Extract the full set of records, then give each one again exactly.
---------- Data supplied ----------
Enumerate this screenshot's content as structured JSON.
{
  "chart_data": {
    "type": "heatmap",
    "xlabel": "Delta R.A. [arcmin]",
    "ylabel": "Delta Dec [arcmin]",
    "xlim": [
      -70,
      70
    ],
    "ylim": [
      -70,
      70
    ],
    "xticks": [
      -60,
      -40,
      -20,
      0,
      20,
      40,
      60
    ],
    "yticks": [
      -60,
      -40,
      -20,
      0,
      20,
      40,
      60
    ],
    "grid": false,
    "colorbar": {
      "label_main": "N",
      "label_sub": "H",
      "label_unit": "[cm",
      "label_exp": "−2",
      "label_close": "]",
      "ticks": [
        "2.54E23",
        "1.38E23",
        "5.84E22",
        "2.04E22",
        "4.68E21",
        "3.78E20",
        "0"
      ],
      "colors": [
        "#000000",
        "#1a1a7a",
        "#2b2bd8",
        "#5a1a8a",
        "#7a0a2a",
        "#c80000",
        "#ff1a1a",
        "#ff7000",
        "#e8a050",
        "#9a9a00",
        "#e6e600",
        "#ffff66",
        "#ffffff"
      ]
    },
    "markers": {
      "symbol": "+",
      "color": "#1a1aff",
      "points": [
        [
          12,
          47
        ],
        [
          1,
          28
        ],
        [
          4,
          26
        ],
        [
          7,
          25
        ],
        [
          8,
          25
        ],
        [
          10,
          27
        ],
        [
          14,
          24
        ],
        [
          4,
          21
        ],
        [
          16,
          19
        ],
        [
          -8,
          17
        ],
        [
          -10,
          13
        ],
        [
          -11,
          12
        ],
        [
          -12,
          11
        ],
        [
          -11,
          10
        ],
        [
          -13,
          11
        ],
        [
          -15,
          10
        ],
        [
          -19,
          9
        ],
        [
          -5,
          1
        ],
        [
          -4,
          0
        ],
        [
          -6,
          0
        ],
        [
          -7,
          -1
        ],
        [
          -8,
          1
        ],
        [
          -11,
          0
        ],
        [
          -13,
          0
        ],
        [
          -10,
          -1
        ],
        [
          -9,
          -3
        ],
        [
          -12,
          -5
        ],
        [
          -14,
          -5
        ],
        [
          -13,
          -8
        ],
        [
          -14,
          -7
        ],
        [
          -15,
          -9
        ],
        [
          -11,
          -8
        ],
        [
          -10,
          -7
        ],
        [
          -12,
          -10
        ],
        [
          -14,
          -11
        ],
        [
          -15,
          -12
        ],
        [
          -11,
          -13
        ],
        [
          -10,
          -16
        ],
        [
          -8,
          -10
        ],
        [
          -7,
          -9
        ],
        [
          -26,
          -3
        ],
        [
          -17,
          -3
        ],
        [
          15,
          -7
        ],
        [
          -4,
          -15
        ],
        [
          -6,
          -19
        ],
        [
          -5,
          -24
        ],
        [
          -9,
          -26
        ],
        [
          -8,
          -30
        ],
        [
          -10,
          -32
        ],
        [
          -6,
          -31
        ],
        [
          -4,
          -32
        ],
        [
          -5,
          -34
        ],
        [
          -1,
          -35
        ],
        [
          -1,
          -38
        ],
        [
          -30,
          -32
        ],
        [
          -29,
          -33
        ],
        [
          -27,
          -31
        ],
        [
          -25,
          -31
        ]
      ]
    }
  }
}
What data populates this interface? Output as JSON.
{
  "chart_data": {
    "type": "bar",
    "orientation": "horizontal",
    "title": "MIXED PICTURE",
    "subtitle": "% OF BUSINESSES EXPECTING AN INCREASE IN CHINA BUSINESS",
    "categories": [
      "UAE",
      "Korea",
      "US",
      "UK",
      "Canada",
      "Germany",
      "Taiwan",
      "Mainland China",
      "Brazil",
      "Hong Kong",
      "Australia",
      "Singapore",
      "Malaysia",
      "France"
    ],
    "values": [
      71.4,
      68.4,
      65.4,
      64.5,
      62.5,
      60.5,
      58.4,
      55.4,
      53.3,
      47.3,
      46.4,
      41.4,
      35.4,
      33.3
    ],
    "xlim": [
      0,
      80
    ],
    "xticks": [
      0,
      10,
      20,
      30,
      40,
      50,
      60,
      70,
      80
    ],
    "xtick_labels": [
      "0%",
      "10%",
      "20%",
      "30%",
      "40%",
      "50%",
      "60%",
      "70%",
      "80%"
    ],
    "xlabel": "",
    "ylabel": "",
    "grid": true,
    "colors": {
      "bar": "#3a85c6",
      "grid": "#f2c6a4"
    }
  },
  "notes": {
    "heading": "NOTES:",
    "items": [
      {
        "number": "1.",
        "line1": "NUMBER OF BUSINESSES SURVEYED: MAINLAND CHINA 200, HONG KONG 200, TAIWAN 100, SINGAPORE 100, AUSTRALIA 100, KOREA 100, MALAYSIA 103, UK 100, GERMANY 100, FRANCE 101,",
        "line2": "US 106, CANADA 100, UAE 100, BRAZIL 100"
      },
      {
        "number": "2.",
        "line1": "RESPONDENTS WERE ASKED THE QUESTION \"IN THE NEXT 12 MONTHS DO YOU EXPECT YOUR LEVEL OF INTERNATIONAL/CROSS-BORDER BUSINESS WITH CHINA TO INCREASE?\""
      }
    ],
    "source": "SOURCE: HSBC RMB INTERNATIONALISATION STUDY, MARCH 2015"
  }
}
----------
# Task result
Enumerate this screenshot's content as structured JSON.
{
  "chart_data": {
    "type": "heatmap",
    "xlabel": "Delta R.A. [arcmin]",
    "ylabel": "Delta Dec [arcmin]",
    "xlim": [
      -70,
      70
    ],
    "ylim": [
      -70,
      70
    ],
    "xticks": [
      -60,
      -40,
      -20,
      0,
      20,
      40,
      60
    ],
    "yticks": [
      -60,
      -40,
      -20,
      0,
      20,
      40,
      60
    ],
    "grid": false,
    "colorbar": {
      "label_main": "N",
      "label_sub": "H",
      "label_unit": "[cm",
      "label_exp": "−2",
      "label_close": "]",
      "ticks": [
        "2.54E23",
        "1.38E23",
        "5.84E22",
        "2.04E22",
        "4.68E21",
        "3.78E20",
        "0"
      ],
      "colors": [
        "#000000",
        "#1a1a7a",
        "#2b2bd8",
        "#5a1a8a",
        "#7a0a2a",
        "#c80000",
        "#ff1a1a",
        "#ff7000",
        "#e8a050",
        "#9a9a00",
        "#e6e600",
        "#ffff66",
        "#ffffff"
      ]
    },
    "markers": {
      "symbol": "+",
      "color": "#1a1aff",
      "points": [
        [
          12,
          47
        ],
        [
          1,
          28
        ],
        [
          4,
          26
        ],
        [
          7,
          25
        ],
        [
          8,
          25
        ],
        [
          10,
          27
        ],
        [
          14,
          24
        ],
        [
          4,
          21
        ],
        [
          16,
          19
        ],
        [
          -8,
          17
        ],
        [
          -10,
          13
        ],
        [
          -11,
          12
        ],
        [
          -12,
          11
        ],
        [
          -11,
          10
        ],
        [
          -13,
          11
        ],
        [
          -15,
          10
        ],
        [
          -19,
          9
        ],
        [
          -5,
          1
        ],
        [
          -4,
          0
        ],
        [
          -6,
          0
        ],
        [
          -7,
          -1
        ],
        [
          -8,
          1
        ],
        [
          -11,
          0
        ],
        [
          -13,
          0
        ],
        [
          -10,
          -1
        ],
        [
          -9,
          -3
        ],
        [
          -12,
          -5
        ],
        [
          -14,
          -5
        ],
        [
          -13,
          -8
        ],
        [
          -14,
          -7
        ],
        [
          -15,
          -9
        ],
        [
          -11,
          -8
        ],
        [
          -10,
          -7
        ],
        [
          -12,
          -10
        ],
        [
          -14,
          -11
        ],
        [
          -15,
          -12
        ],
        [
          -11,
          -13
        ],
        [
          -10,
          -16
        ],
        [
          -8,
          -10
        ],
        [
          -7,
          -9
        ],
        [
          -26,
          -3
        ],
        [
          -17,
          -3
        ],
        [
          15,
          -7
        ],
        [
          -4,
          -15
        ],
        [
          -6,
          -19
        ],
        [
          -5,
          -24
        ],
        [
          -9,
          -26
        ],
        [
          -8,
          -30
        ],
        [
          -10,
          -32
        ],
        [
          -6,
          -31
        ],
        [
          -4,
          -32
        ],
        [
          -5,
          -34
        ],
        [
          -1,
          -35
        ],
        [
          -1,
          -38
        ],
        [
          -30,
          -32
        ],
        [
          -29,
          -33
        ],
        [
          -27,
          -31
        ],
        [
          -25,
          -31
        ]
      ]
    }
  }
}
What data populates this interface? Output as JSON.
{
  "chart_data": {
    "type": "bar",
    "orientation": "horizontal",
    "title": "MIXED PICTURE",
    "subtitle": "% OF BUSINESSES EXPECTING AN INCREASE IN CHINA BUSINESS",
    "categories": [
      "UAE",
      "Korea",
      "US",
      "UK",
      "Canada",
      "Germany",
      "Taiwan",
      "Mainland China",
      "Brazil",
      "Hong Kong",
      "Australia",
      "Singapore",
      "Malaysia",
      "France"
    ],
    "values": [
      71.4,
      68.4,
      65.4,
      64.5,
      62.5,
      60.5,
      58.4,
      55.4,
      53.3,
      47.3,
      46.4,
      41.4,
      35.4,
      33.3
    ],
    "xlim": [
      0,
      80
    ],
    "xticks": [
      0,
      10,
      20,
      30,
      40,
      50,
      60,
      70,
      80
    ],
    "xtick_labels": [
      "0%",
      "10%",
      "20%",
      "30%",
      "40%",
      "50%",
      "60%",
      "70%",
      "80%"
    ],
    "xlabel": "",
    "ylabel": "",
    "grid": true,
    "colors": {
      "bar": "#3a85c6",
      "grid": "#f2c6a4"
    }
  },
  "notes": {
    "heading": "NOTES:",
    "items": [
      {
        "number": "1.",
        "line1": "NUMBER OF BUSINESSES SURVEYED: MAINLAND CHINA 200, HONG KONG 200, TAIWAN 100, SINGAPORE 100, AUSTRALIA 100, KOREA 100, MALAYSIA 103, UK 100, GERMANY 100, FRANCE 101,",
        "line2": "US 106, CANADA 100, UAE 100, BRAZIL 100"
      },
      {
        "number": "2.",
        "line1": "RESPONDENTS WERE ASKED THE QUESTION \"IN THE NEXT 12 MONTHS DO YOU EXPECT YOUR LEVEL OF INTERNATIONAL/CROSS-BORDER BUSINESS WITH CHINA TO INCREASE?\""
      }
    ],
    "source": "SOURCE: HSBC RMB INTERNATIONALISATION STUDY, MARCH 2015"
  }
}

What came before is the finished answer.